# [Goal]
Your task is to reproduce the material exactly.

# [Source records]
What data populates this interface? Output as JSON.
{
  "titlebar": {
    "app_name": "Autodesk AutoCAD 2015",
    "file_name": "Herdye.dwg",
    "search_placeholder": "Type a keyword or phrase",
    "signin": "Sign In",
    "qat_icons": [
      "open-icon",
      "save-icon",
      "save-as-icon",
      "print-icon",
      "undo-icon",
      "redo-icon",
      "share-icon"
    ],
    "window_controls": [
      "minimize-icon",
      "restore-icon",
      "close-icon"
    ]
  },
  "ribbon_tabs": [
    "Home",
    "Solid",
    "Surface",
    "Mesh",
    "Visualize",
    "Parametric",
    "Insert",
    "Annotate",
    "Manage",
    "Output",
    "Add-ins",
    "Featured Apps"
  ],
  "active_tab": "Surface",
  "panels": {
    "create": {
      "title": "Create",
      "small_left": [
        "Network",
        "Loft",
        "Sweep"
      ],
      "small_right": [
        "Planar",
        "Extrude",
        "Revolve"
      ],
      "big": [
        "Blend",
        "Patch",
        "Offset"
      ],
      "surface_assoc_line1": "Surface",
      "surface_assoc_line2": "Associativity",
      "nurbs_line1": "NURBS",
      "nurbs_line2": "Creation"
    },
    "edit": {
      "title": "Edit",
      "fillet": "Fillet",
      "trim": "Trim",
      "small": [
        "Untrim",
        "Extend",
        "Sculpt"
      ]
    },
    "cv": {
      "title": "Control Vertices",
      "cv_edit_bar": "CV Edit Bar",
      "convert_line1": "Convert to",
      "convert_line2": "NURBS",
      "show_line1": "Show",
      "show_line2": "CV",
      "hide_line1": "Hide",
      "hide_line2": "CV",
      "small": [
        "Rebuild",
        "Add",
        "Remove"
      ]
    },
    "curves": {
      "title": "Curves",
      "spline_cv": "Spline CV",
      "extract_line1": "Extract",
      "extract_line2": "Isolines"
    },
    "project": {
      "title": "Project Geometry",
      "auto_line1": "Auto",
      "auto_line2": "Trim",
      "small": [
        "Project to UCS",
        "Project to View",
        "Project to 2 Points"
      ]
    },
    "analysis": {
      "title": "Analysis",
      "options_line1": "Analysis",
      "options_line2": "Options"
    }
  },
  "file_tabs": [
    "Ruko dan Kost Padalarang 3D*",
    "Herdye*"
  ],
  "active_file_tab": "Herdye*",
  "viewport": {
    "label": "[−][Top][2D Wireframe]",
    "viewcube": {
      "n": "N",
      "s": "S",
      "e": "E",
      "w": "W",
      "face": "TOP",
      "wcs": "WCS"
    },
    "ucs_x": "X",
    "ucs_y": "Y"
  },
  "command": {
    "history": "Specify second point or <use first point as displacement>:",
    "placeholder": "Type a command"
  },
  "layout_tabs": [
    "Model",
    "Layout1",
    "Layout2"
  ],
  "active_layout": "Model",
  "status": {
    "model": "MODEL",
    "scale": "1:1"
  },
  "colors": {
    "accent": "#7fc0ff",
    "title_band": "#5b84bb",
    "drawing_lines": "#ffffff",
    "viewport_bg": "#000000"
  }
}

# [Solved problem]
What data populates this interface? Output as JSON.
{
  "titlebar": {
    "app_name": "Autodesk AutoCAD 2015",
    "file_name": "Herdye.dwg",
    "search_placeholder": "Type a keyword or phrase",
    "signin": "Sign In",
    "qat_icons": [
      "open-icon",
      "save-icon",
      "save-as-icon",
      "print-icon",
      "undo-icon",
      "redo-icon",
      "share-icon"
    ],
    "window_controls": [
      "minimize-icon",
      "restore-icon",
      "close-icon"
    ]
  },
  "ribbon_tabs": [
    "Home",
    "Solid",
    "Surface",
    "Mesh",
    "Visualize",
    "Parametric",
    "Insert",
    "Annotate",
    "Manage",
    "Output",
    "Add-ins",
    "Featured Apps"
  ],
  "active_tab": "Surface",
  "panels": {
    "create": {
      "title": "Create",
      "small_left": [
        "Network",
        "Loft",
        "Sweep"
      ],
      "small_right": [
        "Planar",
        "Extrude",
        "Revolve"
      ],
      "big": [
        "Blend",
        "Patch",
        "Offset"
      ],
      "surface_assoc_line1": "Surface",
      "surface_assoc_line2": "Associativity",
      "nurbs_line1": "NURBS",
      "nurbs_line2": "Creation"
    },
    "edit": {
      "title": "Edit",
      "fillet": "Fillet",
      "trim": "Trim",
      "small": [
        "Untrim",
        "Extend",
        "Sculpt"
      ]
    },
    "cv": {
      "title": "Control Vertices",
      "cv_edit_bar": "CV Edit Bar",
      "convert_line1": "Convert to",
      "convert_line2": "NURBS",
      "show_line1": "Show",
      "show_line2": "CV",
      "hide_line1": "Hide",
      "hide_line2": "CV",
      "small": [
        "Rebuild",
        "Add",
        "Remove"
      ]
    },
    "curves": {
      "title": "Curves",
      "spline_cv": "Spline CV",
      "extract_line1": "Extract",
      "extract_line2": "Isolines"
    },
    "project": {
      "title": "Project Geometry",
      "auto_line1": "Auto",
      "auto_line2": "Trim",
      "small": [
        "Project to UCS",
        "Project to View",
        "Project to 2 Points"
      ]
    },
    "analysis": {
      "title": "Analysis",
      "options_line1": "Analysis",
      "options_line2": "Options"
    }
  },
  "file_tabs": [
    "Ruko dan Kost Padalarang 3D*",
    "Herdye*"
  ],
  "active_file_tab": "Herdye*",
  "viewport": {
    "label": "[−][Top][2D Wireframe]",
    "viewcube": {
      "n": "N",
      "s": "S",
      "e": "E",
      "w": "W",
      "face": "TOP",
      "wcs": "WCS"
    },
    "ucs_x": "X",
    "ucs_y": "Y"
  },
  "command": {
    "history": "Specify second point or <use first point as displacement>:",
    "placeholder": "Type a command"
  },
  "layout_tabs": [
    "Model",
    "Layout1",
    "Layout2"
  ],
  "active_layout": "Model",
  "status": {
    "model": "MODEL",
    "scale": "1:1"
  },
  "colors": {
    "accent": "#7fc0ff",
    "title_band": "#5b84bb",
    "drawing_lines": "#ffffff",
    "viewport_bg": "#000000"
  }
}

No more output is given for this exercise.